═══ Provided data ═══

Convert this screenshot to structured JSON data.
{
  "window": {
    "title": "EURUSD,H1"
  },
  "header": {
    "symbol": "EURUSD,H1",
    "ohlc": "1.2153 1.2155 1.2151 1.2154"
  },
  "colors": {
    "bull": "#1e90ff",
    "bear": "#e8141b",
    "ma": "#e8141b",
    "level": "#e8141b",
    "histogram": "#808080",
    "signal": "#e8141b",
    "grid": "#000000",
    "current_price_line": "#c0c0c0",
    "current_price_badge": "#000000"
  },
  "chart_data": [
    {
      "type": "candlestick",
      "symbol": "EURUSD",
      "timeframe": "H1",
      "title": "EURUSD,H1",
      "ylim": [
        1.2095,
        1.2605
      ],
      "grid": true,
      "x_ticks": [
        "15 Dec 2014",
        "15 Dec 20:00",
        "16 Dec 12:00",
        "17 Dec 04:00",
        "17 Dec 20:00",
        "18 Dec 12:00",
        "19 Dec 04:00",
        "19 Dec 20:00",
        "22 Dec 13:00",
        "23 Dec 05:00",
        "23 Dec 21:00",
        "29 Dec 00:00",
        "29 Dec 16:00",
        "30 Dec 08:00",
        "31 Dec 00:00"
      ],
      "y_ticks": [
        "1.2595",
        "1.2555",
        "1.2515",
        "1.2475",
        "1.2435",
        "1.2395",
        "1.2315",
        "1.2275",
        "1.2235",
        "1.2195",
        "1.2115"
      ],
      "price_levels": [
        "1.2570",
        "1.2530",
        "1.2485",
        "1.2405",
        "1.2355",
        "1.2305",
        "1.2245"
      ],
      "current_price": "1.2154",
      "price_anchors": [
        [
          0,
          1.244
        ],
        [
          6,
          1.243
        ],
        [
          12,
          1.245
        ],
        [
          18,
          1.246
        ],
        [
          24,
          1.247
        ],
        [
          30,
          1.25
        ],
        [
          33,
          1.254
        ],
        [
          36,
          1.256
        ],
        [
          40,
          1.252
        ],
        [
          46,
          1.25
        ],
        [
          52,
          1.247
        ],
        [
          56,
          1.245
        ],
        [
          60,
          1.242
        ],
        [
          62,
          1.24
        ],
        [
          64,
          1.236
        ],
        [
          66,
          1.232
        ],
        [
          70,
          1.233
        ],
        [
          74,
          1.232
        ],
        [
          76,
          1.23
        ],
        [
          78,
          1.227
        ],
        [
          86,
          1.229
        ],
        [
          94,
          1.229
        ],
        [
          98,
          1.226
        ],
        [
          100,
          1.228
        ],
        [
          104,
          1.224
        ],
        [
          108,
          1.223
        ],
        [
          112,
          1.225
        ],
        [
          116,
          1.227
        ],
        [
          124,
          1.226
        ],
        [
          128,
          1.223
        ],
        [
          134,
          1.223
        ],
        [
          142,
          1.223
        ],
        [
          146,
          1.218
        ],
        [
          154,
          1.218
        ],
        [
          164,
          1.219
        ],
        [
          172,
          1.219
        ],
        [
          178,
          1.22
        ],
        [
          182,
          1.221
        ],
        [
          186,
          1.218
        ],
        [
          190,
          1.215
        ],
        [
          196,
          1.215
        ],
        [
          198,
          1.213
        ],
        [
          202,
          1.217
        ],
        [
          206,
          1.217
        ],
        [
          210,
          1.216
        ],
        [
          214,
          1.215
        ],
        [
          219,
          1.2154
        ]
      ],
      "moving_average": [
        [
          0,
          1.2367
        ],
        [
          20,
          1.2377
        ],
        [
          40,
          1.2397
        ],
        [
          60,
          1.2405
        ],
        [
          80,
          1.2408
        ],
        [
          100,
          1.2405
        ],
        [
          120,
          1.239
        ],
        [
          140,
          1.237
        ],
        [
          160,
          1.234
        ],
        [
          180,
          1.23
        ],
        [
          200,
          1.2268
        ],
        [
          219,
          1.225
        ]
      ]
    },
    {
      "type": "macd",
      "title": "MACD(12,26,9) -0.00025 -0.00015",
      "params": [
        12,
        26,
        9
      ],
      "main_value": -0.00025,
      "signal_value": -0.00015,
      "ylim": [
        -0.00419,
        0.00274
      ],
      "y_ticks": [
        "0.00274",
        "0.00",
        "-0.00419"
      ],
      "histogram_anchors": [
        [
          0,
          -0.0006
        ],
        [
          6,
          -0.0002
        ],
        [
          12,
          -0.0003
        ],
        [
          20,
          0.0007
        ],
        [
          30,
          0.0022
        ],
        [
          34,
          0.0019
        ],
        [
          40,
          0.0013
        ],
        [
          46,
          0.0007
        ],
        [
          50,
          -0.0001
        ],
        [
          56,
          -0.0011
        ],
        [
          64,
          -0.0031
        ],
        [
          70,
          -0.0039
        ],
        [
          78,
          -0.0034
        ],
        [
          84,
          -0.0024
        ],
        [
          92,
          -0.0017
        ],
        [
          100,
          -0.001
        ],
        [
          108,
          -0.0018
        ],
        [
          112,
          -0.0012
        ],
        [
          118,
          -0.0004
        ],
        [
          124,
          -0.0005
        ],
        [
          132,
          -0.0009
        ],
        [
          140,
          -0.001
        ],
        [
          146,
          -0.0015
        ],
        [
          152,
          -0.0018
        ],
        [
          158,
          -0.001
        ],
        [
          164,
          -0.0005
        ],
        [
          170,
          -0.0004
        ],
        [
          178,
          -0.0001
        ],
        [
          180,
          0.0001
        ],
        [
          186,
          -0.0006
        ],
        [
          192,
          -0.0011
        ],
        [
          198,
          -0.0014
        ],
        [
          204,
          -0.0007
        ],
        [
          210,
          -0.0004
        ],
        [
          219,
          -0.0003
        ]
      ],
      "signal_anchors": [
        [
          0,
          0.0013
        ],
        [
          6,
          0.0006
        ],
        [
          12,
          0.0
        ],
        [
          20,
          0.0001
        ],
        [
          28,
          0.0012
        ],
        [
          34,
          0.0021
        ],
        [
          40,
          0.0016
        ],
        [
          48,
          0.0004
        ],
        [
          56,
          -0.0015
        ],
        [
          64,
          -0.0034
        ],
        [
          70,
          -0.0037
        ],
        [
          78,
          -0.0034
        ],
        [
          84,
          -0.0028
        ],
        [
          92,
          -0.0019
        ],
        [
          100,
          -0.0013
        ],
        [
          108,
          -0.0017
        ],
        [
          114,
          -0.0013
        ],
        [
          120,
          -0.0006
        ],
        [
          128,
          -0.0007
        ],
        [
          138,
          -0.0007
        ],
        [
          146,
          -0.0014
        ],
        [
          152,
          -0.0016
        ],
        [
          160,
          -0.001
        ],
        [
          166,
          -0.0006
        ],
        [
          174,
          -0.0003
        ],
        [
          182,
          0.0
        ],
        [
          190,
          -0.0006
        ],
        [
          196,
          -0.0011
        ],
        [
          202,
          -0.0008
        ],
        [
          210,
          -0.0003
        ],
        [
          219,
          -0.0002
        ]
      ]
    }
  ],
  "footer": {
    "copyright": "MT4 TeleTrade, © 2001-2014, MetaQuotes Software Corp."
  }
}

═══

What do the records say? Quote them all exactly.

Convert this screenshot to structured JSON data.
{
  "window": {
    "title": "EURUSD,H1"
  },
  "header": {
    "symbol": "EURUSD,H1",
    "ohlc": "1.2153 1.2155 1.2151 1.2154"
  },
  "colors": {
    "bull": "#1e90ff",
    "bear": "#e8141b",
    "ma": "#e8141b",
    "level": "#e8141b",
    "histogram": "#808080",
    "signal": "#e8141b",
    "grid": "#000000",
    "current_price_line": "#c0c0c0",
    "current_price_badge": "#000000"
  },
  "chart_data": [
    {
      "type": "candlestick",
      "symbol": "EURUSD",
      "timeframe": "H1",
      "title": "EURUSD,H1",
      "ylim": [
        1.2095,
        1.2605
      ],
      "grid": true,
      "x_ticks": [
        "15 Dec 2014",
        "15 Dec 20:00",
        "16 Dec 12:00",
        "17 Dec 04:00",
        "17 Dec 20:00",
        "18 Dec 12:00",
        "19 Dec 04:00",
        "19 Dec 20:00",
        "22 Dec 13:00",
        "23 Dec 05:00",
        "23 Dec 21:00",
        "29 Dec 00:00",
        "29 Dec 16:00",
        "30 Dec 08:00",
        "31 Dec 00:00"
      ],
      "y_ticks": [
        "1.2595",
        "1.2555",
        "1.2515",
        "1.2475",
        "1.2435",
        "1.2395",
        "1.2315",
        "1.2275",
        "1.2235",
        "1.2195",
        "1.2115"
      ],
      "price_levels": [
        "1.2570",
        "1.2530",
        "1.2485",
        "1.2405",
        "1.2355",
        "1.2305",
        "1.2245"
      ],
      "current_price": "1.2154",
      "price_anchors": [
        [
          0,
          1.244
        ],
        [
          6,
          1.243
        ],
        [
          12,
          1.245
        ],
        [
          18,
          1.246
        ],
        [
          24,
          1.247
        ],
        [
          30,
          1.25
        ],
        [
          33,
          1.254
        ],
        [
          36,
          1.256
        ],
        [
          40,
          1.252
        ],
        [
          46,
          1.25
        ],
        [
          52,
          1.247
        ],
        [
          56,
          1.245
        ],
        [
          60,
          1.242
        ],
        [
          62,
          1.24
        ],
        [
          64,
          1.236
        ],
        [
          66,
          1.232
        ],
        [
          70,
          1.233
        ],
        [
          74,
          1.232
        ],
        [
          76,
          1.23
        ],
        [
          78,
          1.227
        ],
        [
          86,
          1.229
        ],
        [
          94,
          1.229
        ],
        [
          98,
          1.226
        ],
        [
          100,
          1.228
        ],
        [
          104,
          1.224
        ],
        [
          108,
          1.223
        ],
        [
          112,
          1.225
        ],
        [
          116,
          1.227
        ],
        [
          124,
          1.226
        ],
        [
          128,
          1.223
        ],
        [
          134,
          1.223
        ],
        [
          142,
          1.223
        ],
        [
          146,
          1.218
        ],
        [
          154,
          1.218
        ],
        [
          164,
          1.219
        ],
        [
          172,
          1.219
        ],
        [
          178,
          1.22
        ],
        [
          182,
          1.221
        ],
        [
          186,
          1.218
        ],
        [
          190,
          1.215
        ],
        [
          196,
          1.215
        ],
        [
          198,
          1.213
        ],
        [
          202,
          1.217
        ],
        [
          206,
          1.217
        ],
        [
          210,
          1.216
        ],
        [
          214,
          1.215
        ],
        [
          219,
          1.2154
        ]
      ],
      "moving_average": [
        [
          0,
          1.2367
        ],
        [
          20,
          1.2377
        ],
        [
          40,
          1.2397
        ],
        [
          60,
          1.2405
        ],
        [
          80,
          1.2408
        ],
        [
          100,
          1.2405
        ],
        [
          120,
          1.239
        ],
        [
          140,
          1.237
        ],
        [
          160,
          1.234
        ],
        [
          180,
          1.23
        ],
        [
          200,
          1.2268
        ],
        [
          219,
          1.225
        ]
      ]
    },
    {
      "type": "macd",
      "title": "MACD(12,26,9) -0.00025 -0.00015",
      "params": [
        12,
        26,
        9
      ],
      "main_value": -0.00025,
      "signal_value": -0.00015,
      "ylim": [
        -0.00419,
        0.00274
      ],
      "y_ticks": [
        "0.00274",
        "0.00",
        "-0.00419"
      ],
      "histogram_anchors": [
        [
          0,
          -0.0006
        ],
        [
          6,
          -0.0002
        ],
        [
          12,
          -0.0003
        ],
        [
          20,
          0.0007
        ],
        [
          30,
          0.0022
        ],
        [
          34,
          0.0019
        ],
        [
          40,
          0.0013
        ],
        [
          46,
          0.0007
        ],
        [
          50,
          -0.0001
        ],
        [
          56,
          -0.0011
        ],
        [
          64,
          -0.0031
        ],
        [
          70,
          -0.0039
        ],
        [
          78,
          -0.0034
        ],
        [
          84,
          -0.0024
        ],
        [
          92,
          -0.0017
        ],
        [
          100,
          -0.001
        ],
        [
          108,
          -0.0018
        ],
        [
          112,
          -0.0012
        ],
        [
          118,
          -0.0004
        ],
        [
          124,
          -0.0005
        ],
        [
          132,
          -0.0009
        ],
        [
          140,
          -0.001
        ],
        [
          146,
          -0.0015
        ],
        [
          152,
          -0.0018
        ],
        [
          158,
          -0.001
        ],
        [
          164,
          -0.0005
        ],
        [
          170,
          -0.0004
        ],
        [
          178,
          -0.0001
        ],
        [
          180,
          0.0001
        ],
        [
          186,
          -0.0006
        ],
        [
          192,
          -0.0011
        ],
        [
          198,
          -0.0014
        ],
        [
          204,
          -0.0007
        ],
        [
          210,
          -0.0004
        ],
        [
          219,
          -0.0003
        ]
      ],
      "signal_anchors": [
        [
          0,
          0.0013
        ],
        [
          6,
          0.0006
        ],
        [
          12,
          0.0
        ],
        [
          20,
          0.0001
        ],
        [
          28,
          0.0012
        ],
        [
          34,
          0.0021
        ],
        [
          40,
          0.0016
        ],
        [
          48,
          0.0004
        ],
        [
          56,
          -0.0015
        ],
        [
          64,
          -0.0034
        ],
        [
          70,
          -0.0037
        ],
        [
          78,
          -0.0034
        ],
        [
          84,
          -0.0028
        ],
        [
          92,
          -0.0019
        ],
        [
          100,
          -0.0013
        ],
        [
          108,
          -0.0017
        ],
        [
          114,
          -0.0013
        ],
        [
          120,
          -0.0006
        ],
        [
          128,
          -0.0007
        ],
        [
          138,
          -0.0007
        ],
        [
          146,
          -0.0014
        ],
        [
          152,
          -0.0016
        ],
        [
          160,
          -0.001
        ],
        [
          166,
          -0.0006
        ],
        [
          174,
          -0.0003
        ],
        [
          182,
          0.0
        ],
        [
          190,
          -0.0006
        ],
        [
          196,
          -0.0011
        ],
        [
          202,
          -0.0008
        ],
        [
          210,
          -0.0003
        ],
        [
          219,
          -0.0002
        ]
      ]
    }
  ],
  "footer": {
    "copyright": "MT4 TeleTrade, © 2001-2014, MetaQuotes Software Corp."
  }
}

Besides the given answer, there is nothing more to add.